• Goal of the exercise: Scan the listing below and copy every line holding "screenshot".

- - - - -

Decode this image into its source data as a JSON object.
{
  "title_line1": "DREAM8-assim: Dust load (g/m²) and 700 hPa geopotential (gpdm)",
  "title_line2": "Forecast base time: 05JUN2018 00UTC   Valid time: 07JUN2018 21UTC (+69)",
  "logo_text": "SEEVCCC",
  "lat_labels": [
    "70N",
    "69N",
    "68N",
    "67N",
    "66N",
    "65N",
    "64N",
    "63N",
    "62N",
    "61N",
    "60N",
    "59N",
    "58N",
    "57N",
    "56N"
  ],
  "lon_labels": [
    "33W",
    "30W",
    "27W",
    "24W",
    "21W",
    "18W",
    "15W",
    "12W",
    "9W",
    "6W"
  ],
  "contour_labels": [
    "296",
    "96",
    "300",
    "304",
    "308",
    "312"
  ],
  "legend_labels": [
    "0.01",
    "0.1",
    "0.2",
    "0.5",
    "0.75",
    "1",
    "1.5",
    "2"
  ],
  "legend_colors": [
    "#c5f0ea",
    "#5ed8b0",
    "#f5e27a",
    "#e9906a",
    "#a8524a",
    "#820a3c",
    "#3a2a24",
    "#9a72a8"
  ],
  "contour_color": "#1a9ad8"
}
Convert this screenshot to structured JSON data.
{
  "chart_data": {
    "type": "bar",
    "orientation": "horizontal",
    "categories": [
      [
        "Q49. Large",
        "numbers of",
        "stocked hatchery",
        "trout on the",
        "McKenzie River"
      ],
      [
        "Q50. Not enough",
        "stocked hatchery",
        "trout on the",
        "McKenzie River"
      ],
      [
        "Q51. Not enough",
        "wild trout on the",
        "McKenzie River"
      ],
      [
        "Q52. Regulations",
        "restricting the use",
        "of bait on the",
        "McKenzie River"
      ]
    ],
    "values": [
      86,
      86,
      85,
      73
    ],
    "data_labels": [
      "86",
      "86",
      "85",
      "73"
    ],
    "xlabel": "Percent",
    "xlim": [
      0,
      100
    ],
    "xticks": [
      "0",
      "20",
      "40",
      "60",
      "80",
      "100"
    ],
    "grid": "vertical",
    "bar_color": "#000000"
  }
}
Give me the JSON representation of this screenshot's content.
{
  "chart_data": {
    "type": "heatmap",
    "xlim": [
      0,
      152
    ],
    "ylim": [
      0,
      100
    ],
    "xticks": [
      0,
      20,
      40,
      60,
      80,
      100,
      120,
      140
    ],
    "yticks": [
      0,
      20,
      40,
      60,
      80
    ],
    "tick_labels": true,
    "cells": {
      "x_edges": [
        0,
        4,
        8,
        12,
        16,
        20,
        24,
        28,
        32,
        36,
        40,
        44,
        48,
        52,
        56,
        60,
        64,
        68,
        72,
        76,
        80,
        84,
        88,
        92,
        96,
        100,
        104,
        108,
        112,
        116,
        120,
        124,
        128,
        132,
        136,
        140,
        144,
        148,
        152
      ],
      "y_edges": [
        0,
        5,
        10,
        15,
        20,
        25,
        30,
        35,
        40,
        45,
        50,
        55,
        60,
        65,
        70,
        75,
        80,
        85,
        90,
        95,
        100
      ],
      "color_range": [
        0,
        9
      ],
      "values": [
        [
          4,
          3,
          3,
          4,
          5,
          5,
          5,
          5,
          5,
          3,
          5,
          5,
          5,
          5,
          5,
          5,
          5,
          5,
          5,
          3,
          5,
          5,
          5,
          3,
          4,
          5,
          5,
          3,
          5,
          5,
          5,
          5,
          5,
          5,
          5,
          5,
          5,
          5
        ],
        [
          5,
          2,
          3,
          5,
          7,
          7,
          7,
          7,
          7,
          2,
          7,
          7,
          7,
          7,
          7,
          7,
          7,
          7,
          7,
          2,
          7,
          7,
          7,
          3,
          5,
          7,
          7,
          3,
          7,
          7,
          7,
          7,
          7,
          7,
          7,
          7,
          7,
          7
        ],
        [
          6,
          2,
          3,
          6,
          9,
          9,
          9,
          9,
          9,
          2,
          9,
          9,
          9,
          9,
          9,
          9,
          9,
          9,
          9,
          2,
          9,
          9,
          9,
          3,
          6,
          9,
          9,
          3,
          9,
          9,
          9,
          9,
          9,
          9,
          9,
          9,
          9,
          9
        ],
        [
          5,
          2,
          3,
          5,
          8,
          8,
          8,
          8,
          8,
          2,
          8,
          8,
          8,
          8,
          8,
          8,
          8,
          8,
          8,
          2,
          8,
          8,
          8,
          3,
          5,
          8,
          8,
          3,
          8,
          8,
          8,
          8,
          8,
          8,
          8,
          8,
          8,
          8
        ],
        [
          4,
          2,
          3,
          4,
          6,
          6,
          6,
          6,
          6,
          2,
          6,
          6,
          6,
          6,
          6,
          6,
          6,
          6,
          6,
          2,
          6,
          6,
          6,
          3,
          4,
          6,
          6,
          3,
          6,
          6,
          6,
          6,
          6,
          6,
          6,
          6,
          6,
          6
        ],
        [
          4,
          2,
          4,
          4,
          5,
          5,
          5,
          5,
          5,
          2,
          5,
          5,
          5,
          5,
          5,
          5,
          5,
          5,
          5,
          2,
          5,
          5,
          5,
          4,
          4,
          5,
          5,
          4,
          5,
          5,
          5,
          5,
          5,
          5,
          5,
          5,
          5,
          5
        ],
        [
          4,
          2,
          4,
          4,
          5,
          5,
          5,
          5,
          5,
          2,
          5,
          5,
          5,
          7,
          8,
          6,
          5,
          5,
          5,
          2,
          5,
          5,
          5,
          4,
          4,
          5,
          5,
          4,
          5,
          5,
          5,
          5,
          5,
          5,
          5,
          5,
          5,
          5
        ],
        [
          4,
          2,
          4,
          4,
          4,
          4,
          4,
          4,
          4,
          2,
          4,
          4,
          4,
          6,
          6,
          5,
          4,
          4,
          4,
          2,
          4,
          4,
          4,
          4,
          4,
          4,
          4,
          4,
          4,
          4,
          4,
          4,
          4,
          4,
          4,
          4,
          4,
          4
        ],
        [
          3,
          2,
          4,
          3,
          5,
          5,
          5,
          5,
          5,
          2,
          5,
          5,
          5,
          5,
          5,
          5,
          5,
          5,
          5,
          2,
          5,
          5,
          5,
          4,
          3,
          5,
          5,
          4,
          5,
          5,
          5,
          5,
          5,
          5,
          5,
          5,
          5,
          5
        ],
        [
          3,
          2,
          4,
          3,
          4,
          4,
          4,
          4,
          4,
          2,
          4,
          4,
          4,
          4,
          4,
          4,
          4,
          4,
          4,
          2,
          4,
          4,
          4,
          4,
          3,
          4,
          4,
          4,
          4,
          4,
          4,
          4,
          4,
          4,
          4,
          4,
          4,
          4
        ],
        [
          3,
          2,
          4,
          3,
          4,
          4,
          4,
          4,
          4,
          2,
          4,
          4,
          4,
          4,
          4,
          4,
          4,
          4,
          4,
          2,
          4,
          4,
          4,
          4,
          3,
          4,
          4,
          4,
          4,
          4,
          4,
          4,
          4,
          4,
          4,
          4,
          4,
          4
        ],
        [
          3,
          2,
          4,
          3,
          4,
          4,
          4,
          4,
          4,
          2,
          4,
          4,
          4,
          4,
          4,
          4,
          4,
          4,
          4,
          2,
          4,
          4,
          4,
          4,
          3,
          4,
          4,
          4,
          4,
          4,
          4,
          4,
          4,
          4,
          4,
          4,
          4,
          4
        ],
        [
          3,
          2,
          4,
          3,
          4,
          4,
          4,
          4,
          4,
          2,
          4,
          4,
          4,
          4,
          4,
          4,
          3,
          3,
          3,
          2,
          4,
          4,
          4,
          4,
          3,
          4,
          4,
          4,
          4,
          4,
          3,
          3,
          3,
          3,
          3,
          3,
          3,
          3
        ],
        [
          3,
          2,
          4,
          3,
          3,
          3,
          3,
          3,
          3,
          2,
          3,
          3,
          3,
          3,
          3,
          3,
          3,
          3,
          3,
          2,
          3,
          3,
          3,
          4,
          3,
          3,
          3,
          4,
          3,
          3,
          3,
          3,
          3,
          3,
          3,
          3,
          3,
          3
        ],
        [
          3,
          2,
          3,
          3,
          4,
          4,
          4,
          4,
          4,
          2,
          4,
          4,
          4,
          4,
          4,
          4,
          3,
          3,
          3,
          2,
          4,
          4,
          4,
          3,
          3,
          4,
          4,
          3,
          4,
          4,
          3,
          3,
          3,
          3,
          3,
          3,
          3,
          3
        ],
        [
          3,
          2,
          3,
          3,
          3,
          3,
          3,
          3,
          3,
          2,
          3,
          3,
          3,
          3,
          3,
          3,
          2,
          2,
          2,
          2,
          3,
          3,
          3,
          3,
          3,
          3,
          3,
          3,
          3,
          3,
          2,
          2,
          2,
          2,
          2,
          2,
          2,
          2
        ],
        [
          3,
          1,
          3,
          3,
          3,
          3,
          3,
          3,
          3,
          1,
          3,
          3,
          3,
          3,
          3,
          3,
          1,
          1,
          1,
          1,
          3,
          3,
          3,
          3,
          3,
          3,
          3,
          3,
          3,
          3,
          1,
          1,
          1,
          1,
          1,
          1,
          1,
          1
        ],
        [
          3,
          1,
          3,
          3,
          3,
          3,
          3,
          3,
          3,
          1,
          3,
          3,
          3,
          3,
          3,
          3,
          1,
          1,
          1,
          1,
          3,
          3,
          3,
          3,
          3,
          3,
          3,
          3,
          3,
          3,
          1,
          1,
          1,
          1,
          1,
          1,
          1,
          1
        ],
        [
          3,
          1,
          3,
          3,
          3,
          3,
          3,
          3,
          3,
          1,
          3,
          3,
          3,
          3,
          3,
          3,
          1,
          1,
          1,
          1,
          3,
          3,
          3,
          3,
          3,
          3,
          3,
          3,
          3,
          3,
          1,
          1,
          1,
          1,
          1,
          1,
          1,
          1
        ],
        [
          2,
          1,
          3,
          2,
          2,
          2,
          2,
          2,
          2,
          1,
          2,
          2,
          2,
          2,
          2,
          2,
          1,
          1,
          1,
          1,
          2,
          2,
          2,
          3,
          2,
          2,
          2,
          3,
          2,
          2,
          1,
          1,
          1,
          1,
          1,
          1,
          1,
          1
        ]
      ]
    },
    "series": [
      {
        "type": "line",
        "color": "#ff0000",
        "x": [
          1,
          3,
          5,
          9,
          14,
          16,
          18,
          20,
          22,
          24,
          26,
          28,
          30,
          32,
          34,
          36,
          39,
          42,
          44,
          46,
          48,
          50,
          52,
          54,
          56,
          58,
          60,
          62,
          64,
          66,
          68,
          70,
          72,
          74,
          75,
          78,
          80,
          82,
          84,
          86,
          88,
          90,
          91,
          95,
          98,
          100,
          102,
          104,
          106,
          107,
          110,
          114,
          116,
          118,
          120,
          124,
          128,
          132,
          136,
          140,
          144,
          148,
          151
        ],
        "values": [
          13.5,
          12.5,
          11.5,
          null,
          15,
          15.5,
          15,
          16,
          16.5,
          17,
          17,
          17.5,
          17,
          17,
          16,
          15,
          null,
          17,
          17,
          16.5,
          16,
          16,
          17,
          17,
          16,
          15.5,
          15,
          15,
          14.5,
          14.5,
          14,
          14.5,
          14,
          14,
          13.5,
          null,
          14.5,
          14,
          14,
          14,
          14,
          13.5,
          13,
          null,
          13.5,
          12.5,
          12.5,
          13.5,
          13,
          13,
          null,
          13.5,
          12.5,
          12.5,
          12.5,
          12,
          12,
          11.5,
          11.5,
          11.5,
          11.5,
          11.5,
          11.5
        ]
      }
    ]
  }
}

- - - - -

• Solution for this exercise:
Convert this screenshot to structured JSON data.
Give me the JSON representation of this screenshot's content.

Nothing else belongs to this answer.